Pick out every line with the word "Products" and copy it.

start

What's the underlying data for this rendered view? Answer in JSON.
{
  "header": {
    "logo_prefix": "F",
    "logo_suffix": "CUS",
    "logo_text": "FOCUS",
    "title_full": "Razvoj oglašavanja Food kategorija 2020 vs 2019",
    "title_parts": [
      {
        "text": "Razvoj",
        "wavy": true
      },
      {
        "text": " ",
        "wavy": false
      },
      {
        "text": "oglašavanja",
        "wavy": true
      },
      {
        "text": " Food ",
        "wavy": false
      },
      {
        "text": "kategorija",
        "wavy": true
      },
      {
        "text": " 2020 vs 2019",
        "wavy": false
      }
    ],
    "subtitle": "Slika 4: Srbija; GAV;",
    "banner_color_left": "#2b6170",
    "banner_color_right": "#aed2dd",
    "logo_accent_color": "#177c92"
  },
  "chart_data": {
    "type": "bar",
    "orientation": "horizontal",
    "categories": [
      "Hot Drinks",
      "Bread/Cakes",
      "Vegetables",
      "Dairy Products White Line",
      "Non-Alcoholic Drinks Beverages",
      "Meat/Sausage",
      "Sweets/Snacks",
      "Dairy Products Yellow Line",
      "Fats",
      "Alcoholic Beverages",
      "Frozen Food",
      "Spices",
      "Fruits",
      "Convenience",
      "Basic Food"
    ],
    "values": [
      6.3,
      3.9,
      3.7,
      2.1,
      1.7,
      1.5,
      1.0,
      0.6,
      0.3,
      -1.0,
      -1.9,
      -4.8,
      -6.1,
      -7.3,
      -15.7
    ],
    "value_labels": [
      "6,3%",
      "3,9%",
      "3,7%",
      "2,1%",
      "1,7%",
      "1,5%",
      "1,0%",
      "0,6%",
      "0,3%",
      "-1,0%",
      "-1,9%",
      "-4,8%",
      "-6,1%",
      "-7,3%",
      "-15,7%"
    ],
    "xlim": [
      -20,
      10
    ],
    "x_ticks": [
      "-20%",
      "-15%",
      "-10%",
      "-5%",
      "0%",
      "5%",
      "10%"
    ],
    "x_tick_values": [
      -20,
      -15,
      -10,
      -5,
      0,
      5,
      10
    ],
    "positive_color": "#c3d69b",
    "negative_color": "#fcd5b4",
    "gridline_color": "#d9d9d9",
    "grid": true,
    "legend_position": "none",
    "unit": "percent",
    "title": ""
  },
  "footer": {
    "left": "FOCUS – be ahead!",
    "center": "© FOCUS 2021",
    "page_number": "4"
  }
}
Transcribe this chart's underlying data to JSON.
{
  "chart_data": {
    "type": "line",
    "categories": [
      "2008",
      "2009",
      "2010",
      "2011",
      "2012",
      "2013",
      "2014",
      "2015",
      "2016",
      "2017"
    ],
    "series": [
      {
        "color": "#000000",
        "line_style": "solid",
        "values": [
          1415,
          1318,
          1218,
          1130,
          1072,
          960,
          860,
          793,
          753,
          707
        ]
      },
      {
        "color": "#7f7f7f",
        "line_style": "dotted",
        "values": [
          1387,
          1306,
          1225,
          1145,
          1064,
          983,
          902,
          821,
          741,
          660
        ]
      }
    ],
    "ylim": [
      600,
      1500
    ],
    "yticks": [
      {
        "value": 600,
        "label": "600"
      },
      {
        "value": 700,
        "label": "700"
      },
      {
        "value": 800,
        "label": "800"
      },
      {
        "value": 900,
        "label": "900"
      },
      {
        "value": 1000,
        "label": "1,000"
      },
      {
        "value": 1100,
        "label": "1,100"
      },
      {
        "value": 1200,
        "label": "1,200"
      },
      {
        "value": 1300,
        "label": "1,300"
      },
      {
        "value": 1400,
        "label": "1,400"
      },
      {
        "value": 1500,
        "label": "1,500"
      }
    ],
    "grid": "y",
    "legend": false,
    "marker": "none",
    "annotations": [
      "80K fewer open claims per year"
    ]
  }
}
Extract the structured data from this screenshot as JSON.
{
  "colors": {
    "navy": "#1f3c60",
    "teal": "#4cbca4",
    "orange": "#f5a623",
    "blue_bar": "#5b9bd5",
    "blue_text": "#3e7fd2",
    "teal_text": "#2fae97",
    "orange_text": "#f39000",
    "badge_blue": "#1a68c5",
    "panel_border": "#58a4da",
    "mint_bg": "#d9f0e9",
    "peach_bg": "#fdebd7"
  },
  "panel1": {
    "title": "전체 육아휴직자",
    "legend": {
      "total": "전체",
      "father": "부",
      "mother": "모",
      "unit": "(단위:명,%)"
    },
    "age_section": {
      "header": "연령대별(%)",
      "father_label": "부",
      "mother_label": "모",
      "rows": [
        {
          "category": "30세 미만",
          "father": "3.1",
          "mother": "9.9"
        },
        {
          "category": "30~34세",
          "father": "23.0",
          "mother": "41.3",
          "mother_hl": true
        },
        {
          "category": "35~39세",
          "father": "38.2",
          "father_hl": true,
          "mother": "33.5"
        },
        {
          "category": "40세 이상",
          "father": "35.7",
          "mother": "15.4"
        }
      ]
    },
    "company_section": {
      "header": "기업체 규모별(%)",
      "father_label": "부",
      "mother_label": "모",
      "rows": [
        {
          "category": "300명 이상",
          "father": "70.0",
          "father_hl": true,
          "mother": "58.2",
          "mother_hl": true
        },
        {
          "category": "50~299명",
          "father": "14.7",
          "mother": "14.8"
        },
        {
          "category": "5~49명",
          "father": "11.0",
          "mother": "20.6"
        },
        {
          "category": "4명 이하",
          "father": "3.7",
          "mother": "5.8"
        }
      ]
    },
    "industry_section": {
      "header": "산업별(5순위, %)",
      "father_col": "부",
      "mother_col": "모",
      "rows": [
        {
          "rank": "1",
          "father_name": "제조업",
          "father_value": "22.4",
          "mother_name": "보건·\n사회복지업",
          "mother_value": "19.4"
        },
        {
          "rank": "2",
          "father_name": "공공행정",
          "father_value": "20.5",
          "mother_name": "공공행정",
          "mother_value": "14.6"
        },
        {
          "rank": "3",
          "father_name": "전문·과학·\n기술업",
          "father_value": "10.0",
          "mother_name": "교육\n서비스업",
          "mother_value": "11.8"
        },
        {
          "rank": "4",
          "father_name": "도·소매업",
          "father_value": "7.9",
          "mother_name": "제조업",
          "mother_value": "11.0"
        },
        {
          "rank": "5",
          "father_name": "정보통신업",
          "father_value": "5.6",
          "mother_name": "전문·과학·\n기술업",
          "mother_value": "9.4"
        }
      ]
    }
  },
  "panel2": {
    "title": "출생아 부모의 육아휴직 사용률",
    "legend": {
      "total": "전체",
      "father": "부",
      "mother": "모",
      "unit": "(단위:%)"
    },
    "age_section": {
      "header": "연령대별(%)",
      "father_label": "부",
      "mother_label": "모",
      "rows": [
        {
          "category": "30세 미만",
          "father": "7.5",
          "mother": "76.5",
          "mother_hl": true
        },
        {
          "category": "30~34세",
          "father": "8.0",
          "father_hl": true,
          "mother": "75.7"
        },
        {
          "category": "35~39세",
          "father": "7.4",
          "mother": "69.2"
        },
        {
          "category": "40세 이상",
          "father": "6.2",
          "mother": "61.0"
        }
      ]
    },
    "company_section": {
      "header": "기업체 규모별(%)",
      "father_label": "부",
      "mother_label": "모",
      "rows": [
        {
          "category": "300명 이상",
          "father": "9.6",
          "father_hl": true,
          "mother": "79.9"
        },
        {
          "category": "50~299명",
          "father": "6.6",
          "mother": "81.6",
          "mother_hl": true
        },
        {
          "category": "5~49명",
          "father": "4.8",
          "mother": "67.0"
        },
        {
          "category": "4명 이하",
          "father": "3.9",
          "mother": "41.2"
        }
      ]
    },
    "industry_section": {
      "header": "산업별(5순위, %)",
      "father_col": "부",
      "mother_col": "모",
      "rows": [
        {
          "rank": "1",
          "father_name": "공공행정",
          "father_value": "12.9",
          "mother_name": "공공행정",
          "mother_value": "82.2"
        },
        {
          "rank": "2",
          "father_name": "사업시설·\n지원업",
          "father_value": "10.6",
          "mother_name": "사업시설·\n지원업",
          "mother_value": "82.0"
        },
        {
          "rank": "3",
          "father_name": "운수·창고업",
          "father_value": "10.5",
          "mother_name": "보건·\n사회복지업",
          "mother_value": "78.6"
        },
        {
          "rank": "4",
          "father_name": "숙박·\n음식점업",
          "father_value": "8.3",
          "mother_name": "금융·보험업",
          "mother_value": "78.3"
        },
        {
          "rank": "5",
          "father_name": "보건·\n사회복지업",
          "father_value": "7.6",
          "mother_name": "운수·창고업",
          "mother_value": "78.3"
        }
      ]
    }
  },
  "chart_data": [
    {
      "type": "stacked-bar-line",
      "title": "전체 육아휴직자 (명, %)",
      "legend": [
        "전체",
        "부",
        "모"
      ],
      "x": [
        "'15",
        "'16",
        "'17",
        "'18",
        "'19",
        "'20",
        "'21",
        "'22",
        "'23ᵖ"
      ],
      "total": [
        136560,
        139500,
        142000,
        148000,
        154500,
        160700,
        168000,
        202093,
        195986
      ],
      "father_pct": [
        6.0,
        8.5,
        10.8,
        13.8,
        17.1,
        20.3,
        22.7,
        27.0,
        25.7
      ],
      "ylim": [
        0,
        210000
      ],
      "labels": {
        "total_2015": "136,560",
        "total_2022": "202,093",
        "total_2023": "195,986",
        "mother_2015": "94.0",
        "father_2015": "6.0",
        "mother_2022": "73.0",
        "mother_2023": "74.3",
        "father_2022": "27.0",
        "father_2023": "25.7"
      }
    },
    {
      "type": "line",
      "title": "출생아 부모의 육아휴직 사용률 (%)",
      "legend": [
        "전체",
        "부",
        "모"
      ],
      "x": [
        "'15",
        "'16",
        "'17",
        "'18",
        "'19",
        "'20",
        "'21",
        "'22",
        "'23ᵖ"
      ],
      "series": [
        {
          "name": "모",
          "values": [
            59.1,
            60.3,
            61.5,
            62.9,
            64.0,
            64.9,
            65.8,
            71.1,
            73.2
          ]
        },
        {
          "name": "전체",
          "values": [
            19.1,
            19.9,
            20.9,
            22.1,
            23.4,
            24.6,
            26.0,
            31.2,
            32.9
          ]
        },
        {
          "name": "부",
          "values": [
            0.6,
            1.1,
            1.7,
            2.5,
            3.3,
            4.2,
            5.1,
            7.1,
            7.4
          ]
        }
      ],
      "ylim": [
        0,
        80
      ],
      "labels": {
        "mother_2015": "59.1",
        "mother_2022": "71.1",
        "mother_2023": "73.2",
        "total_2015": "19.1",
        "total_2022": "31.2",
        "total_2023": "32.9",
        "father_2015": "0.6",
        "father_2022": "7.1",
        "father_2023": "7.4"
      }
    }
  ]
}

end

PROBLEM SOLUTION »
      "Dairy Products White Line",
      "Dairy Products Yellow Line",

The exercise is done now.